Written task: Report the number of lines that include "inte", with no additional text.

════════

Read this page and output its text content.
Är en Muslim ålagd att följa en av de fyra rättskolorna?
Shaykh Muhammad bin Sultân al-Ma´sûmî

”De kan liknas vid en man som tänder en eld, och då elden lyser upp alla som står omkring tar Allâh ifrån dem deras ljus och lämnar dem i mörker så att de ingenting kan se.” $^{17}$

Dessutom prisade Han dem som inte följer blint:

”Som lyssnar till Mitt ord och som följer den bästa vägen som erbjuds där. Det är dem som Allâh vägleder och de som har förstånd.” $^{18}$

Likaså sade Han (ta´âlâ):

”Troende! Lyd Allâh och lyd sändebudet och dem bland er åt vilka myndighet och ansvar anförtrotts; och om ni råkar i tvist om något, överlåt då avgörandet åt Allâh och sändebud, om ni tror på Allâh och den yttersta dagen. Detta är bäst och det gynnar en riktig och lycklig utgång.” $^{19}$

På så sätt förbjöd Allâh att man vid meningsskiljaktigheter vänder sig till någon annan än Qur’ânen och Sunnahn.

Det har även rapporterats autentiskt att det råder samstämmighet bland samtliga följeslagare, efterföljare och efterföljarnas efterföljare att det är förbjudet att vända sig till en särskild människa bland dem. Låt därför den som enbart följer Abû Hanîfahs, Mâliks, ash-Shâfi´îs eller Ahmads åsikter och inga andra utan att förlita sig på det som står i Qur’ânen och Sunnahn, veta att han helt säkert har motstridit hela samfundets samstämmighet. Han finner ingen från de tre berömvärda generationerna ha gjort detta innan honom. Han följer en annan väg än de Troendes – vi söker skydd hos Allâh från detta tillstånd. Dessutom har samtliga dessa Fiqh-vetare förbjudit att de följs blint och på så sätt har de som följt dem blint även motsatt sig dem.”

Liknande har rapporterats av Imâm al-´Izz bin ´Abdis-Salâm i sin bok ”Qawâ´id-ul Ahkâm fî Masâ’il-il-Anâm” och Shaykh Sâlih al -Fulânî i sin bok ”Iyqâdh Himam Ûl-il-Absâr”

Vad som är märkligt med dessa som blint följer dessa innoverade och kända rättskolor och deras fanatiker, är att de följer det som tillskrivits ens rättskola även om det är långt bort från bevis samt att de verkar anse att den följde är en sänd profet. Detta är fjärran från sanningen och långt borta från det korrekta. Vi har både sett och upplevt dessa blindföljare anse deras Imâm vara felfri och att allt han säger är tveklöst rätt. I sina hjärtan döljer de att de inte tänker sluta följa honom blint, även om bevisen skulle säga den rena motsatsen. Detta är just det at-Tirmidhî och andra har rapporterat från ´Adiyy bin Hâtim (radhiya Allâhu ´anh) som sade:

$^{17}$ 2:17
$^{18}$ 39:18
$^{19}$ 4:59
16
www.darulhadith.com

════════

Output: 2